(Items from a dataset)
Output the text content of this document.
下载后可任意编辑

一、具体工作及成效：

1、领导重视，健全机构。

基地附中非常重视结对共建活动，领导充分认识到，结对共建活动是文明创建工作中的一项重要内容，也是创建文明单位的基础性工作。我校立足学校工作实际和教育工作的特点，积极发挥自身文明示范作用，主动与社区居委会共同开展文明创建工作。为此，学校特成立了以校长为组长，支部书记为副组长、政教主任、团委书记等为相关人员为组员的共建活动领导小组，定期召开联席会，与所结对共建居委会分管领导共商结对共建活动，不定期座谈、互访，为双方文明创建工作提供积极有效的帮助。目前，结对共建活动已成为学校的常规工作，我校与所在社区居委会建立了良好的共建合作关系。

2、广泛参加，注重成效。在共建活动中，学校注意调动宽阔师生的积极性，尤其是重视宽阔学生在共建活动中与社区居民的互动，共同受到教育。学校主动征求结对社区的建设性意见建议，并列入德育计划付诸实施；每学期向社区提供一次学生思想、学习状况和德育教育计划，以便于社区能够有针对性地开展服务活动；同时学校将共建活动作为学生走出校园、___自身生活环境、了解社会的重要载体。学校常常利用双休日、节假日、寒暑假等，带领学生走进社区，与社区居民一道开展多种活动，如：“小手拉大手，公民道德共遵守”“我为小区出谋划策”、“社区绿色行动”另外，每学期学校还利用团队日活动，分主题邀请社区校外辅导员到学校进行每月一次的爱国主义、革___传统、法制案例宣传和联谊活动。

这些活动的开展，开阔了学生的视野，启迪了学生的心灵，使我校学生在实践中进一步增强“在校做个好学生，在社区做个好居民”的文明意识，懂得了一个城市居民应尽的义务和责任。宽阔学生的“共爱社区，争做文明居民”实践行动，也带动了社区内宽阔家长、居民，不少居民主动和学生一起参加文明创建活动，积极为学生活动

* * *

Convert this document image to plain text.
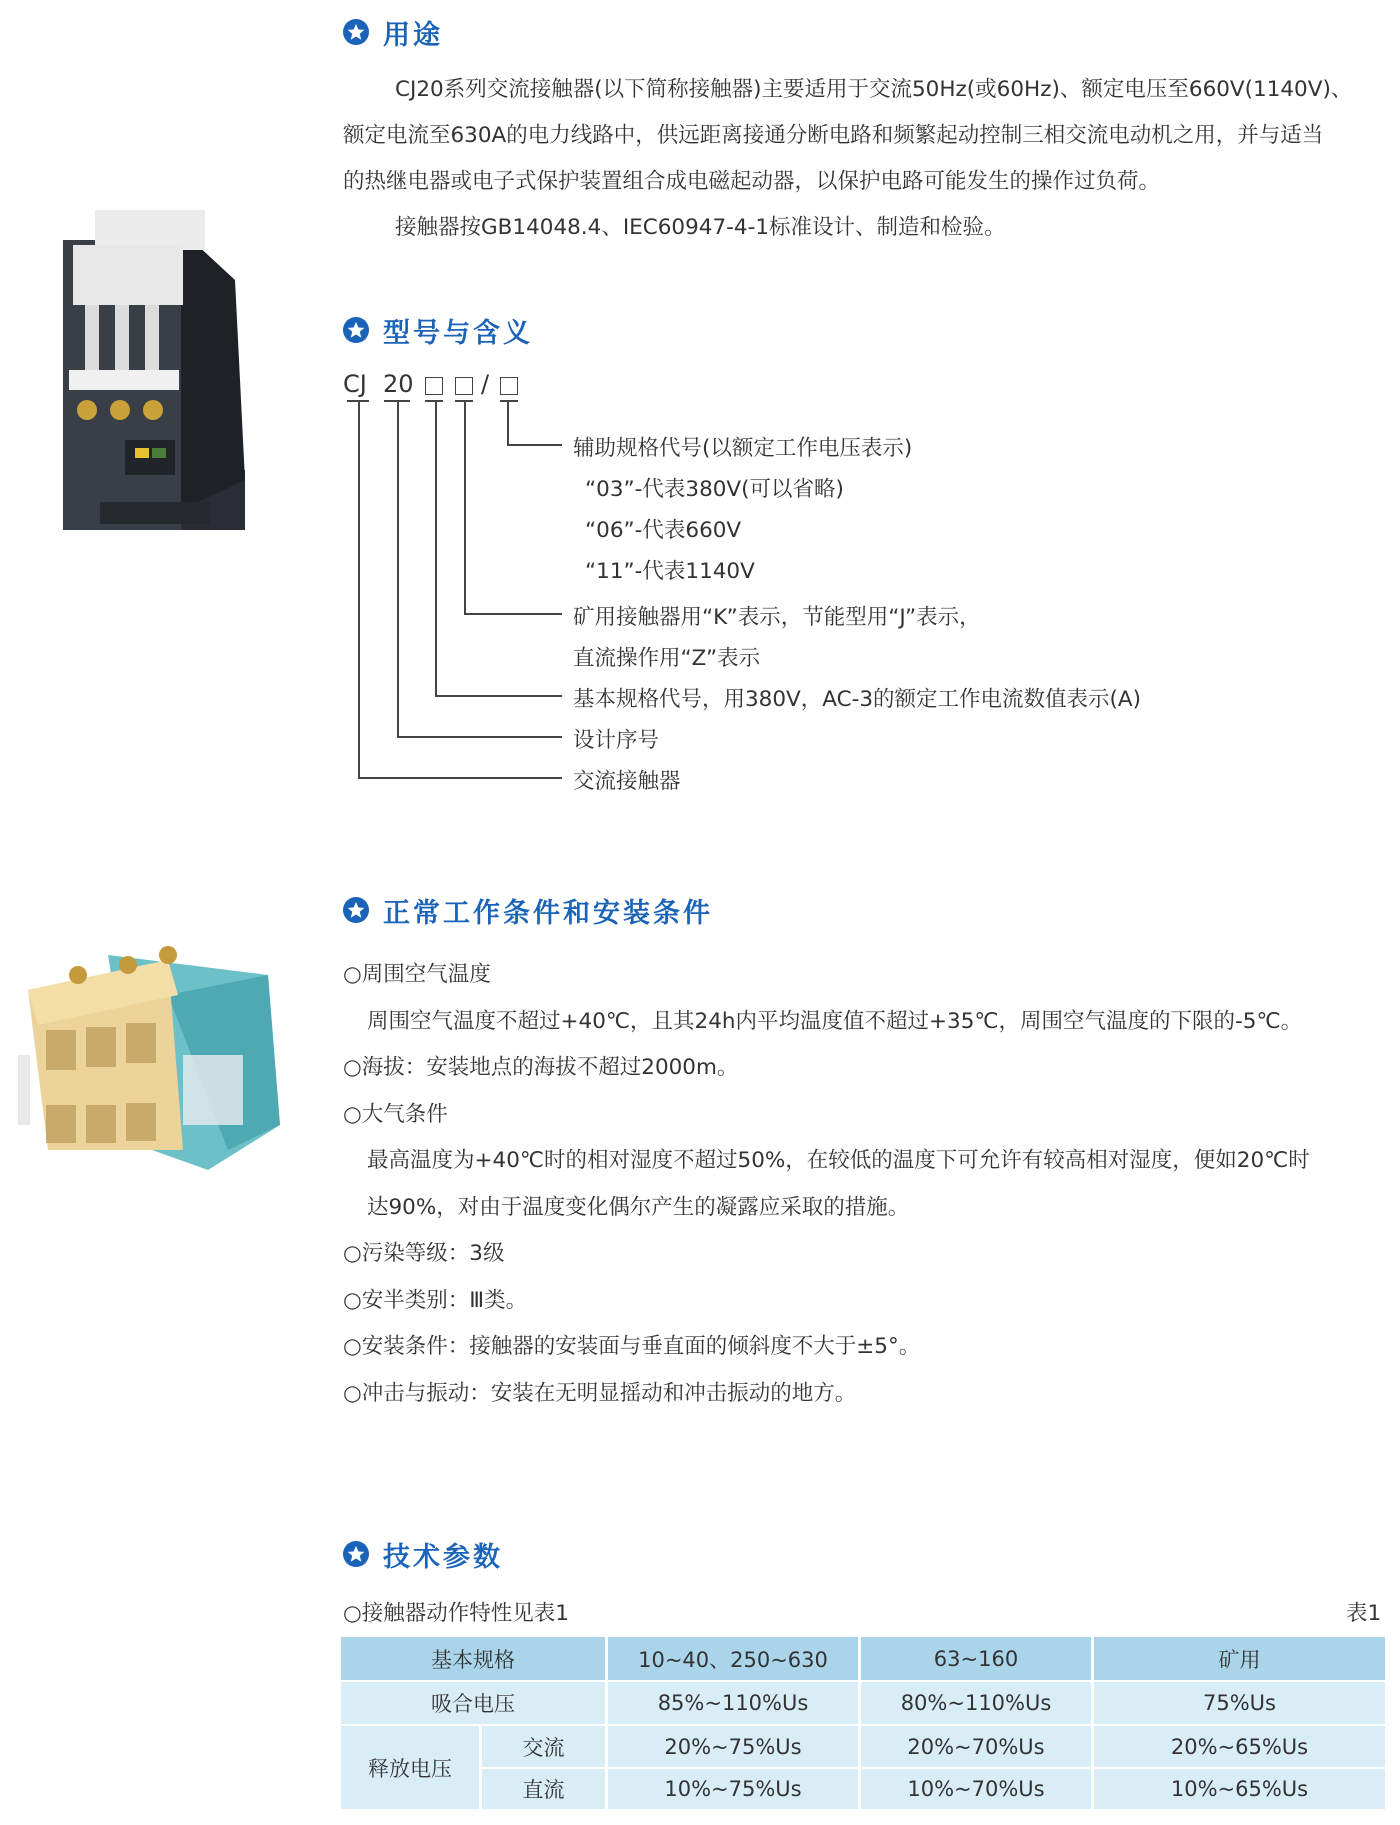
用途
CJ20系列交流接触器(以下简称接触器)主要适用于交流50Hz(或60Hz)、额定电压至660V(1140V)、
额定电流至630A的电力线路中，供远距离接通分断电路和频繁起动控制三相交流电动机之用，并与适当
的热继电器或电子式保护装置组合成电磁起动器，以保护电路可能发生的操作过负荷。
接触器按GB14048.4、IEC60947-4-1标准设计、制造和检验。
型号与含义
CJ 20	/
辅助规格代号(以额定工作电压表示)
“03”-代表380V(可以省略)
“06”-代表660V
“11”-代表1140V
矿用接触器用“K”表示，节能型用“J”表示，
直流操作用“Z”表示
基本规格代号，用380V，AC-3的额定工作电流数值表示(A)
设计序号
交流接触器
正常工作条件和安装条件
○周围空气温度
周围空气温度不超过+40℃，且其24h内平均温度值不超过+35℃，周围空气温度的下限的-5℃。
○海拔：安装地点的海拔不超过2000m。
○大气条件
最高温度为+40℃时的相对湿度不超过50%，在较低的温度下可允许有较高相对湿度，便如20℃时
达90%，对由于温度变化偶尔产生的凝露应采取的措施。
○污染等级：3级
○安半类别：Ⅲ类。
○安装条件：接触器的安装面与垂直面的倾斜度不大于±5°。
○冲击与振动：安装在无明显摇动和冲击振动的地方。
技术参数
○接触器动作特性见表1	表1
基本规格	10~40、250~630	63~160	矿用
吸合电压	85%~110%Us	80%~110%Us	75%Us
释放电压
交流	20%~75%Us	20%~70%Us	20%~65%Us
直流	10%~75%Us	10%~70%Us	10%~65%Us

REQUIREMENT
Copy every line in the records above that contains the word "text".

ANSWER
Output the text content of this document.
Convert this document image to plain text.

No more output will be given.